▸ **Required work**
From the entries below, tally how many lines contain "this" and report only that figure.

▸ **Data to use**
-------

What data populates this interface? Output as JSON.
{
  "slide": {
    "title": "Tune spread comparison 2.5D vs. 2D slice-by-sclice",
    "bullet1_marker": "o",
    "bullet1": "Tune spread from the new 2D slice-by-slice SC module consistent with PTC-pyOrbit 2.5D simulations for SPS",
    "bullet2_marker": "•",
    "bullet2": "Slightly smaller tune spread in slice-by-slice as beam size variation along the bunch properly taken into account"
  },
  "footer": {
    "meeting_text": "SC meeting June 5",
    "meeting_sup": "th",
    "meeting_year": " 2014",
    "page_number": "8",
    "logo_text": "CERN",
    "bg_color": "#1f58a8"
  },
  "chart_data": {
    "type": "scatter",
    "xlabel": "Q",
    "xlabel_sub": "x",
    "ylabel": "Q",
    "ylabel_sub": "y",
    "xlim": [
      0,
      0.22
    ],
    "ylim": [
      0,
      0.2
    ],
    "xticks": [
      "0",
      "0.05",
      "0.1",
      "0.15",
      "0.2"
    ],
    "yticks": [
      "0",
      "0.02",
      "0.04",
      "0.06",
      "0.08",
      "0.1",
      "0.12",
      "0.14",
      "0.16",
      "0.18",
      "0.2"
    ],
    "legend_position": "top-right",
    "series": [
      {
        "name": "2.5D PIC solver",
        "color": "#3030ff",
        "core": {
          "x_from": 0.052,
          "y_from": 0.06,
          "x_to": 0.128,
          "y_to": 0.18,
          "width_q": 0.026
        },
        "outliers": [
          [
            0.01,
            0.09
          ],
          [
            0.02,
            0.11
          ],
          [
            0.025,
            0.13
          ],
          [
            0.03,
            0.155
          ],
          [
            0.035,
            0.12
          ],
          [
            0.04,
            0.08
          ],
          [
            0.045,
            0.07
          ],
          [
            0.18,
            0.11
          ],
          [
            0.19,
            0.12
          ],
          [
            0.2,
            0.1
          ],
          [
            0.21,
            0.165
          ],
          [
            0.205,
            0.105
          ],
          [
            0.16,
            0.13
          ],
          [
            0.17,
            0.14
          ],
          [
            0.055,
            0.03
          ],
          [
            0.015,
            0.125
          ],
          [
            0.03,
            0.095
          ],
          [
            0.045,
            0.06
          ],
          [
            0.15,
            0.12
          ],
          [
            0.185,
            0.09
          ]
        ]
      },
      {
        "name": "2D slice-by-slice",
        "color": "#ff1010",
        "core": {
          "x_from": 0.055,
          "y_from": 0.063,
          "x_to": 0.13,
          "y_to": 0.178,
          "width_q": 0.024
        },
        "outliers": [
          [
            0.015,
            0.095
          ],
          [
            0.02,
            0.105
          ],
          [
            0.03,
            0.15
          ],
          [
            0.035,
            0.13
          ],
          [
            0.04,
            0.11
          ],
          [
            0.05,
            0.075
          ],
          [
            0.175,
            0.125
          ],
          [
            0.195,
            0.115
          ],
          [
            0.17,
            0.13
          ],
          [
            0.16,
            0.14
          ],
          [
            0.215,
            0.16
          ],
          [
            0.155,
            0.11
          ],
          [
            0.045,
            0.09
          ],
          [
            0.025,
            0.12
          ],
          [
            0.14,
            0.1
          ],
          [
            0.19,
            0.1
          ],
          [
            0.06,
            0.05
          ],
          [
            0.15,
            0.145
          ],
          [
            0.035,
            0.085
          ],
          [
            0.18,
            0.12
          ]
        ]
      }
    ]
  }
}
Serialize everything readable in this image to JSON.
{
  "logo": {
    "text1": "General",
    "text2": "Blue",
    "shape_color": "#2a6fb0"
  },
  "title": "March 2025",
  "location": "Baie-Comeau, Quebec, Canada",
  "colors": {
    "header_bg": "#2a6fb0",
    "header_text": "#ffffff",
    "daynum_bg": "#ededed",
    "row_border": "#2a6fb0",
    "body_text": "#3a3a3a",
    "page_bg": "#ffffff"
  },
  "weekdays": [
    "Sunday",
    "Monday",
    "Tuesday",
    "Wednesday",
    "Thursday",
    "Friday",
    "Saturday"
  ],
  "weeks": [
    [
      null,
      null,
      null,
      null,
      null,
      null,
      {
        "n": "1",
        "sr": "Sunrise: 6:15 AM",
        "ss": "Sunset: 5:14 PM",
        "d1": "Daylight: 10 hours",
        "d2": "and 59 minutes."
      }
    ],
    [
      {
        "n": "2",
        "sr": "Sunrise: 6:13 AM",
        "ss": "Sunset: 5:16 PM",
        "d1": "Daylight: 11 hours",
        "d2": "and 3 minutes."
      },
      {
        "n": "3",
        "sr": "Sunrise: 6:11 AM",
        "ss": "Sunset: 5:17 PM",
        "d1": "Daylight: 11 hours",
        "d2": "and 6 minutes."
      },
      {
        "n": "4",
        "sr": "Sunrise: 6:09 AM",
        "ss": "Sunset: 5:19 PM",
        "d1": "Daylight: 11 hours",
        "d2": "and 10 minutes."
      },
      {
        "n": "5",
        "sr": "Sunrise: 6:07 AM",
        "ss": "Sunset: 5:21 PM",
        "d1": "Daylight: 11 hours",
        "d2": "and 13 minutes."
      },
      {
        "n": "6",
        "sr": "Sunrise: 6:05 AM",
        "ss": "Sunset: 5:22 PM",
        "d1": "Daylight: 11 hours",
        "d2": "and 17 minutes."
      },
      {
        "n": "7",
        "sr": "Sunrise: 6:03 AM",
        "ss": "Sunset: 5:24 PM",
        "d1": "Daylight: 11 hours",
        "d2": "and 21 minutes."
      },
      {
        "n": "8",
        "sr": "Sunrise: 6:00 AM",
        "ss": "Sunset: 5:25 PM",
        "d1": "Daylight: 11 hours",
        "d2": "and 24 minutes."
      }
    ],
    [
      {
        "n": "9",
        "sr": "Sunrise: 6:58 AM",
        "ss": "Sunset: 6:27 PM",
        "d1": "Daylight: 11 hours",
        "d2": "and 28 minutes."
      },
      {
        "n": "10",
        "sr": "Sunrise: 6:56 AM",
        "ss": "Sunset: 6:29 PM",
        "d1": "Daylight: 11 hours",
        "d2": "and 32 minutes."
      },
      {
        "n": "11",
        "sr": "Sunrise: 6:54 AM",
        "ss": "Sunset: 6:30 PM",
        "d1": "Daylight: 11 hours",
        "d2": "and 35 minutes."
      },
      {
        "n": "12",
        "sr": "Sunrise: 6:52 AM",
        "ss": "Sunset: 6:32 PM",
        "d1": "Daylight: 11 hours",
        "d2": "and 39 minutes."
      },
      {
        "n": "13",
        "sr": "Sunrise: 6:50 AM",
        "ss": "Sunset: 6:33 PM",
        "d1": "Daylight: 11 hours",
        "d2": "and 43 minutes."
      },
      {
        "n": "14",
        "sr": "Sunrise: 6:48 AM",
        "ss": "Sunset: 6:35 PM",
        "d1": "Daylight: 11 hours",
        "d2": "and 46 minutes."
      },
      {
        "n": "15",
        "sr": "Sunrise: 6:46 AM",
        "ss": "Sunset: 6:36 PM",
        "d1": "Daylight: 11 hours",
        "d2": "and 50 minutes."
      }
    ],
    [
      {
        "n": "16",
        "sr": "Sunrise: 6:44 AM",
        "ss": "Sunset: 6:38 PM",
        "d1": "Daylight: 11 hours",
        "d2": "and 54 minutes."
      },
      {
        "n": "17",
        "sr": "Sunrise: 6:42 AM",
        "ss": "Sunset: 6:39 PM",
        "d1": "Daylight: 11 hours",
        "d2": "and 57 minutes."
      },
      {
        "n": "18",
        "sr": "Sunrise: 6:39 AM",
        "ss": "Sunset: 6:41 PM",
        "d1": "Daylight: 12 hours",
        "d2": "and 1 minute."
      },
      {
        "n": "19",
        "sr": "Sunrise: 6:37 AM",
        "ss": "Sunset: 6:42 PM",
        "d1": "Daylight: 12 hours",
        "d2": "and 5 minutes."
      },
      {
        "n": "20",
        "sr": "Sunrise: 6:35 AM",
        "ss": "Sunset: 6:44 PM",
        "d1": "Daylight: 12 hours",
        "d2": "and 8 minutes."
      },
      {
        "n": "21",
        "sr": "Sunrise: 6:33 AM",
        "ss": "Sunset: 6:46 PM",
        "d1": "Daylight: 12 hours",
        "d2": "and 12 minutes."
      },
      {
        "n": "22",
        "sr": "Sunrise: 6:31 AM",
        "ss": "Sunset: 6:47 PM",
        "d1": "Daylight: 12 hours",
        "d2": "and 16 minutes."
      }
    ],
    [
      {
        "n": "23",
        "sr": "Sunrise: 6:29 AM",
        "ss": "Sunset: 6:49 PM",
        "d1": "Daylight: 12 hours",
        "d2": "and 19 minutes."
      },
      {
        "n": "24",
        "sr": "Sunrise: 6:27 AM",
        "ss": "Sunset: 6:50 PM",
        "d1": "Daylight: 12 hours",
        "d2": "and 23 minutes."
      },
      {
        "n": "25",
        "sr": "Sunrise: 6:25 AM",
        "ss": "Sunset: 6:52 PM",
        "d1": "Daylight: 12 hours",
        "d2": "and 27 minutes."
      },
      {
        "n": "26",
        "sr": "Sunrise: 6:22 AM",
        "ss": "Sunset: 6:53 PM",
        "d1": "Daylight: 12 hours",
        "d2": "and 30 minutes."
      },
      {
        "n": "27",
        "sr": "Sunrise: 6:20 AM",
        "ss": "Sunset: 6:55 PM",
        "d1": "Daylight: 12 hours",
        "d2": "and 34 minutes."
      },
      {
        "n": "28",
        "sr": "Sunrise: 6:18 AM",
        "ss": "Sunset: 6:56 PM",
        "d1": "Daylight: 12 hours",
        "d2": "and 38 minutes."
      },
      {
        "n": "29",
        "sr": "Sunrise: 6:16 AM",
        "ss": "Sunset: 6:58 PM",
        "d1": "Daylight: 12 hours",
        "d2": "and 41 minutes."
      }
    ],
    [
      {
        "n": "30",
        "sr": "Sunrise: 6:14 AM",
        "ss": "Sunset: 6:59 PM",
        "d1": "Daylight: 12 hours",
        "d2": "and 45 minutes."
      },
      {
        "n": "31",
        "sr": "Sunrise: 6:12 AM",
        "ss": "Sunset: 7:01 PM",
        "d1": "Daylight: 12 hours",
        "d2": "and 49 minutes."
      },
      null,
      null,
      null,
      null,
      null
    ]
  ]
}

-------

▸ **Final result**
2